__Short problem__. Output all entries verbatim. Skip pictures.

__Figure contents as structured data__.

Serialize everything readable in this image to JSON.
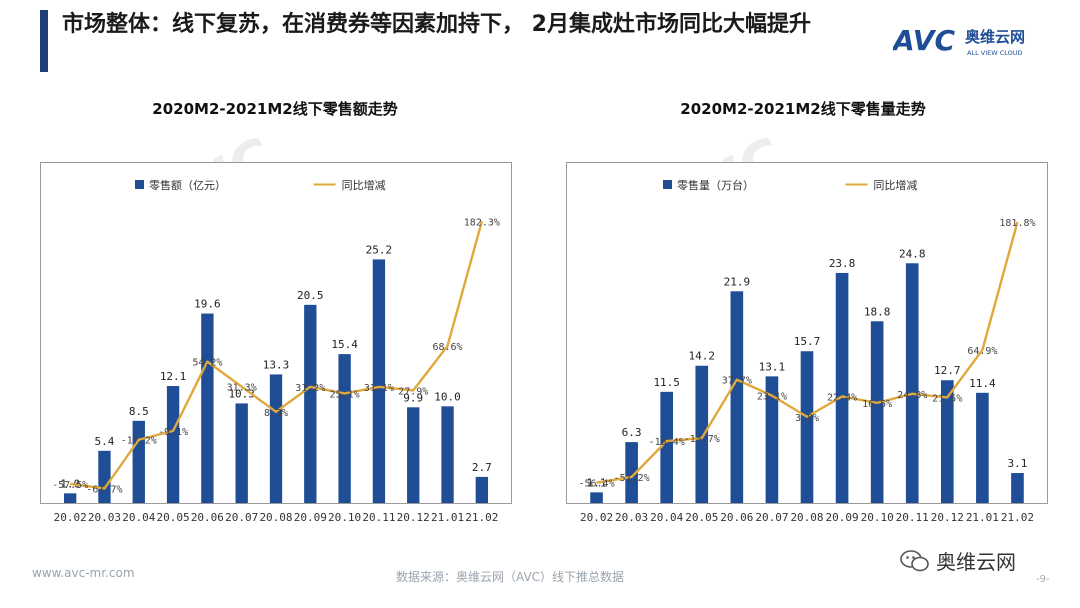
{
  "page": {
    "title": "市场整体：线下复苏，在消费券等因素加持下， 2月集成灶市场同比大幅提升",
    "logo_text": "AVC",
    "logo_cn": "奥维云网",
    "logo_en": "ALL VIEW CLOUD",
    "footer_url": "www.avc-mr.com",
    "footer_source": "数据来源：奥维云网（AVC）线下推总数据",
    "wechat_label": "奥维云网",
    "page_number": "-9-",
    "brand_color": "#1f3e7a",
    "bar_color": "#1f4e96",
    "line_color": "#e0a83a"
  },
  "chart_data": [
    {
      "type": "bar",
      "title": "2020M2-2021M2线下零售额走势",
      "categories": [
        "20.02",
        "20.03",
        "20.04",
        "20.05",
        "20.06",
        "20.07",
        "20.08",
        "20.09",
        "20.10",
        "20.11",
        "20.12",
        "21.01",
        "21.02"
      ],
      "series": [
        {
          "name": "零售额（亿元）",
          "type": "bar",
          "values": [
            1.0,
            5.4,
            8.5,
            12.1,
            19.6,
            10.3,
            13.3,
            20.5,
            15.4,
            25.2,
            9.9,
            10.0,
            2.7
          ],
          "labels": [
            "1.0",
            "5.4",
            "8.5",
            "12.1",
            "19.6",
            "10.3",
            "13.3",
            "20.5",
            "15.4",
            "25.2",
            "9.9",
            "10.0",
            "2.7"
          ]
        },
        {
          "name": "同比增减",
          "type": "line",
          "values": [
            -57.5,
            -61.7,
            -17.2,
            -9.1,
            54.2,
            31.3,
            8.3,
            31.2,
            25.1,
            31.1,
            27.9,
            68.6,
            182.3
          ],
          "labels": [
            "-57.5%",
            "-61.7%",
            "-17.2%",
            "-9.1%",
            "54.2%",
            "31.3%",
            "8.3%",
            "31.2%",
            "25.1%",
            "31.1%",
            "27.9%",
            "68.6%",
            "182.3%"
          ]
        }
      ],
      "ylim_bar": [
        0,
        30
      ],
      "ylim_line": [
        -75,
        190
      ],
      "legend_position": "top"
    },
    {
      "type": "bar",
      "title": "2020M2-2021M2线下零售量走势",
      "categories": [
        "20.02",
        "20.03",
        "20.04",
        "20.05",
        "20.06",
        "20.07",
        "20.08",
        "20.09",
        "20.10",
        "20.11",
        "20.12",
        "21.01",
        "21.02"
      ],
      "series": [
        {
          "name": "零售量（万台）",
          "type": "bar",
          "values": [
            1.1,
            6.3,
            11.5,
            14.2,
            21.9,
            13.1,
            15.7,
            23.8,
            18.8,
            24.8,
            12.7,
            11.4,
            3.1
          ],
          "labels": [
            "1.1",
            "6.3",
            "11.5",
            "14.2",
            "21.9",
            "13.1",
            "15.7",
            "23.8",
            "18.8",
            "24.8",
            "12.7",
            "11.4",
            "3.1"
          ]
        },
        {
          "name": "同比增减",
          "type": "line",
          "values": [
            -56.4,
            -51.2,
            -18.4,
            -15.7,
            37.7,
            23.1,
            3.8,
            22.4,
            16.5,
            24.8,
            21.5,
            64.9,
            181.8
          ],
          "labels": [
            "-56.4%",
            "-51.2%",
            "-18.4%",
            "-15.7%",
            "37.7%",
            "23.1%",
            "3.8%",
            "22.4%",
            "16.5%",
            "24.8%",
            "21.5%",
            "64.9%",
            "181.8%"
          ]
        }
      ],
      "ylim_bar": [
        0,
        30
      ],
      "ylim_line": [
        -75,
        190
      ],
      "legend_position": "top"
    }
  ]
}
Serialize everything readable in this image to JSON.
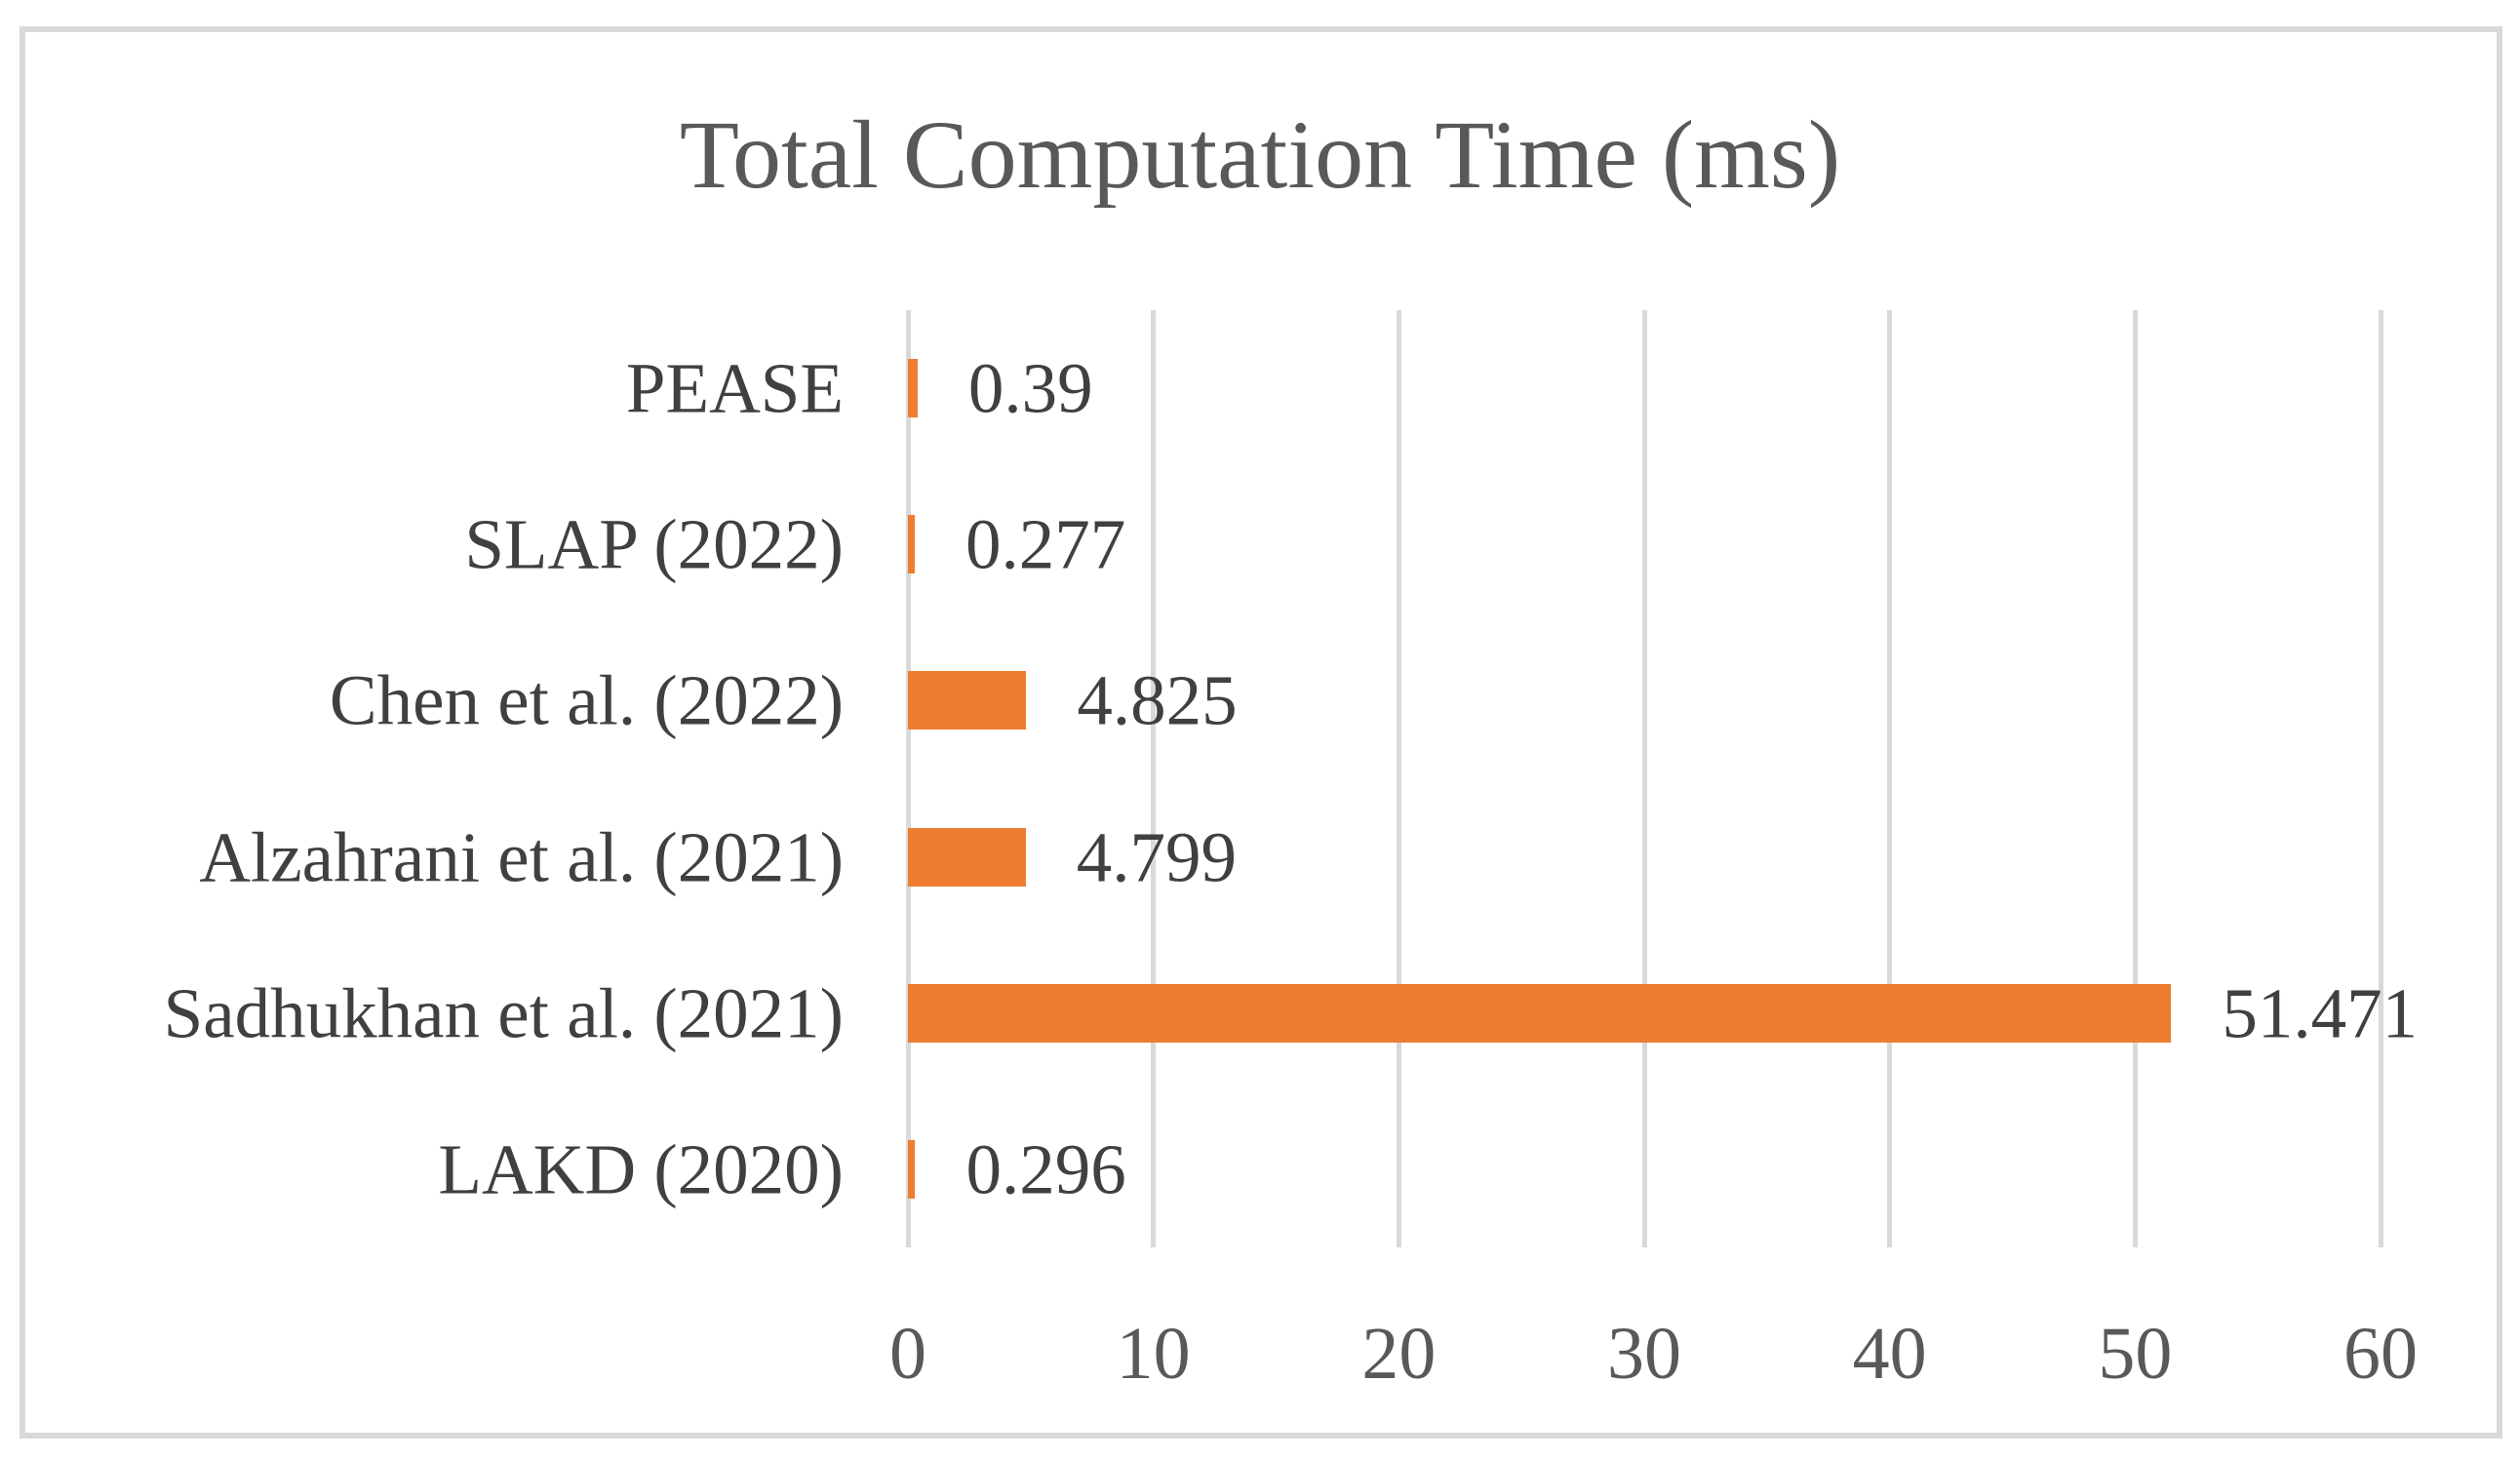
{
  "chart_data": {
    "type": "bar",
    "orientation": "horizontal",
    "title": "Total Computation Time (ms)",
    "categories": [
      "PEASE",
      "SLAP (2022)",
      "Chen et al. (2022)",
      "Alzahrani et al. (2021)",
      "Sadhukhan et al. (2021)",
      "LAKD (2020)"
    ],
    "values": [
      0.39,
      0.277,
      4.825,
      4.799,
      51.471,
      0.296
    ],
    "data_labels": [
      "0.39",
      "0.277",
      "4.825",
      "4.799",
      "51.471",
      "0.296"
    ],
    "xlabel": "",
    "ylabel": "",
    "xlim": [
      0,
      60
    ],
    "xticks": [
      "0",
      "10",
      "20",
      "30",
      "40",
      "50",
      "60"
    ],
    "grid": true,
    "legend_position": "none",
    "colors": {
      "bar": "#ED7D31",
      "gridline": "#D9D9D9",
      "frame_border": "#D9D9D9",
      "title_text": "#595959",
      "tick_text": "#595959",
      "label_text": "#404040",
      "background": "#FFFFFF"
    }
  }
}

__Solution__.
Serialize everything readable in this image to JSON.
{
  "page": {
    "title": "市场整体：线下复苏，在消费券等因素加持下， 2月集成灶市场同比大幅提升",
    "logo_text": "AVC",
    "logo_cn": "奥维云网",
    "logo_en": "ALL VIEW CLOUD",
    "footer_url": "www.avc-mr.com",
    "footer_source": "数据来源：奥维云网（AVC）线下推总数据",
    "wechat_label": "奥维云网",
    "page_number": "-9-",
    "brand_color": "#1f3e7a",
    "bar_color": "#1f4e96",
    "line_color": "#e0a83a"
  },
  "chart_data": [
    {
      "type": "bar",
      "title": "2020M2-2021M2线下零售额走势",
      "categories": [
        "20.02",
        "20.03",
        "20.04",
        "20.05",
        "20.06",
        "20.07",
        "20.08",
        "20.09",
        "20.10",
        "20.11",
        "20.12",
        "21.01",
        "21.02"
      ],
      "series": [
        {
          "name": "零售额（亿元）",
          "type": "bar",
          "values": [
            1.0,
            5.4,
            8.5,
            12.1,
            19.6,
            10.3,
            13.3,
            20.5,
            15.4,
            25.2,
            9.9,
            10.0,
            2.7
          ],
          "labels": [
            "1.0",
            "5.4",
            "8.5",
            "12.1",
            "19.6",
            "10.3",
            "13.3",
            "20.5",
            "15.4",
            "25.2",
            "9.9",
            "10.0",
            "2.7"
          ]
        },
        {
          "name": "同比增减",
          "type": "line",
          "values": [
            -57.5,
            -61.7,
            -17.2,
            -9.1,
            54.2,
            31.3,
            8.3,
            31.2,
            25.1,
            31.1,
            27.9,
            68.6,
            182.3
          ],
          "labels": [
            "-57.5%",
            "-61.7%",
            "-17.2%",
            "-9.1%",
            "54.2%",
            "31.3%",
            "8.3%",
            "31.2%",
            "25.1%",
            "31.1%",
            "27.9%",
            "68.6%",
            "182.3%"
          ]
        }
      ],
      "ylim_bar": [
        0,
        30
      ],
      "ylim_line": [
        -75,
        190
      ],
      "legend_position": "top"
    },
    {
      "type": "bar",
      "title": "2020M2-2021M2线下零售量走势",
      "categories": [
        "20.02",
        "20.03",
        "20.04",
        "20.05",
        "20.06",
        "20.07",
        "20.08",
        "20.09",
        "20.10",
        "20.11",
        "20.12",
        "21.01",
        "21.02"
      ],
      "series": [
        {
          "name": "零售量（万台）",
          "type": "bar",
          "values": [
            1.1,
            6.3,
            11.5,
            14.2,
            21.9,
            13.1,
            15.7,
            23.8,
            18.8,
            24.8,
            12.7,
            11.4,
            3.1
          ],
          "labels": [
            "1.1",
            "6.3",
            "11.5",
            "14.2",
            "21.9",
            "13.1",
            "15.7",
            "23.8",
            "18.8",
            "24.8",
            "12.7",
            "11.4",
            "3.1"
          ]
        },
        {
          "name": "同比增减",
          "type": "line",
          "values": [
            -56.4,
            -51.2,
            -18.4,
            -15.7,
            37.7,
            23.1,
            3.8,
            22.4,
            16.5,
            24.8,
            21.5,
            64.9,
            181.8
          ],
          "labels": [
            "-56.4%",
            "-51.2%",
            "-18.4%",
            "-15.7%",
            "37.7%",
            "23.1%",
            "3.8%",
            "22.4%",
            "16.5%",
            "24.8%",
            "21.5%",
            "64.9%",
            "181.8%"
          ]
        }
      ],
      "ylim_bar": [
        0,
        30
      ],
      "ylim_line": [
        -75,
        190
      ],
      "legend_position": "top"
    }
  ]
}
Serialize everything readable in this image to JSON.
{
  "chart_data": {
    "type": "bar",
    "orientation": "horizontal",
    "title": "Total Computation Time (ms)",
    "categories": [
      "PEASE",
      "SLAP (2022)",
      "Chen et al. (2022)",
      "Alzahrani et al. (2021)",
      "Sadhukhan et al. (2021)",
      "LAKD (2020)"
    ],
    "values": [
      0.39,
      0.277,
      4.825,
      4.799,
      51.471,
      0.296
    ],
    "data_labels": [
      "0.39",
      "0.277",
      "4.825",
      "4.799",
      "51.471",
      "0.296"
    ],
    "xlabel": "",
    "ylabel": "",
    "xlim": [
      0,
      60
    ],
    "xticks": [
      "0",
      "10",
      "20",
      "30",
      "40",
      "50",
      "60"
    ],
    "grid": true,
    "legend_position": "none",
    "colors": {
      "bar": "#ED7D31",
      "gridline": "#D9D9D9",
      "frame_border": "#D9D9D9",
      "title_text": "#595959",
      "tick_text": "#595959",
      "label_text": "#404040",
      "background": "#FFFFFF"
    }
  }
}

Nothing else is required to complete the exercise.